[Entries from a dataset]
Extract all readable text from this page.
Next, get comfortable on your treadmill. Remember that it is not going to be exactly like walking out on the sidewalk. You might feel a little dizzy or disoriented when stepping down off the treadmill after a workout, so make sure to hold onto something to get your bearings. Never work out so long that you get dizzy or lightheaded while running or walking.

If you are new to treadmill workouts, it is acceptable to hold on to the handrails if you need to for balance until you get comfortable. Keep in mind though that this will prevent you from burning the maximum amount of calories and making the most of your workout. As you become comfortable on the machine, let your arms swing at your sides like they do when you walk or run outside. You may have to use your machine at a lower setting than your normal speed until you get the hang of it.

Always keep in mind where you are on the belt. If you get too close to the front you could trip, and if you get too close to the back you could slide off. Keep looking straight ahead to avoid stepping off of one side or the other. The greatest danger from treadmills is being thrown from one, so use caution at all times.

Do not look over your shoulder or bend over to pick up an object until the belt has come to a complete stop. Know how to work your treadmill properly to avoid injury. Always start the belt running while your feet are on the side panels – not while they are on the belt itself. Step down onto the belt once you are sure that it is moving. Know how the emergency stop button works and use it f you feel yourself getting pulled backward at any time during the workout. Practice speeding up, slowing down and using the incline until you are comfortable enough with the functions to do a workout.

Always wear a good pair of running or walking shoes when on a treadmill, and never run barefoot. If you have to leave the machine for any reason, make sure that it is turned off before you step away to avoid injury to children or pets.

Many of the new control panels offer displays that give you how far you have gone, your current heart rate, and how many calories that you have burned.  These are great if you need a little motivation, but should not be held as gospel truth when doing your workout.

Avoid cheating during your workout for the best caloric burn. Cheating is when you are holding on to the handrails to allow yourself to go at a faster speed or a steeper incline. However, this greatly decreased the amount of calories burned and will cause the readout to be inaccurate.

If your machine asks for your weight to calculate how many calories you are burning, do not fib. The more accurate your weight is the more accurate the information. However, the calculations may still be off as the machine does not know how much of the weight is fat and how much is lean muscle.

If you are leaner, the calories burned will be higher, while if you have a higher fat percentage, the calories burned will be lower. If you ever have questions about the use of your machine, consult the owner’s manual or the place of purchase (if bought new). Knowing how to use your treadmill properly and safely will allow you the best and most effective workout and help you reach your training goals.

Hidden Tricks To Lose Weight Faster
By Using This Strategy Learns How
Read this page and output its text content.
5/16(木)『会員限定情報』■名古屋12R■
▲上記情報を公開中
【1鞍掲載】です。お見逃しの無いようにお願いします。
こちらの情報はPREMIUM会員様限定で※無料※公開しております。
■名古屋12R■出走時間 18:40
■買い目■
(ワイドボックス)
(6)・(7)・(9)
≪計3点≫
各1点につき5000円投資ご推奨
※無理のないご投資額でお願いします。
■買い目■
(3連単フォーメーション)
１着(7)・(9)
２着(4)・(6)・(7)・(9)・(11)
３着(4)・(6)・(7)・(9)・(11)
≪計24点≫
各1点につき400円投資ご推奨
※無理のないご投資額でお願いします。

Exercise task →
Every line from the one containing "Read this page and output its text content." through the end of the data must be repeated exactly, and no other line.

Written answer →
Read this page and output its text content.
5/16(木)『会員限定情報』■名古屋12R■
▲上記情報を公開中
【1鞍掲載】です。お見逃しの無いようにお願いします。
こちらの情報はPREMIUM会員様限定で※無料※公開しております。
■名古屋12R■出走時間 18:40
■買い目■
(ワイドボックス)
(6)・(7)・(9)
≪計3点≫
各1点につき5000円投資ご推奨
※無理のないご投資額でお願いします。
■買い目■
(3連単フォーメーション)
１着(7)・(9)
２着(4)・(6)・(7)・(9)・(11)
３着(4)・(6)・(7)・(9)・(11)
≪計24点≫
各1点につき400円投資ご推奨
※無理のないご投資額でお願いします。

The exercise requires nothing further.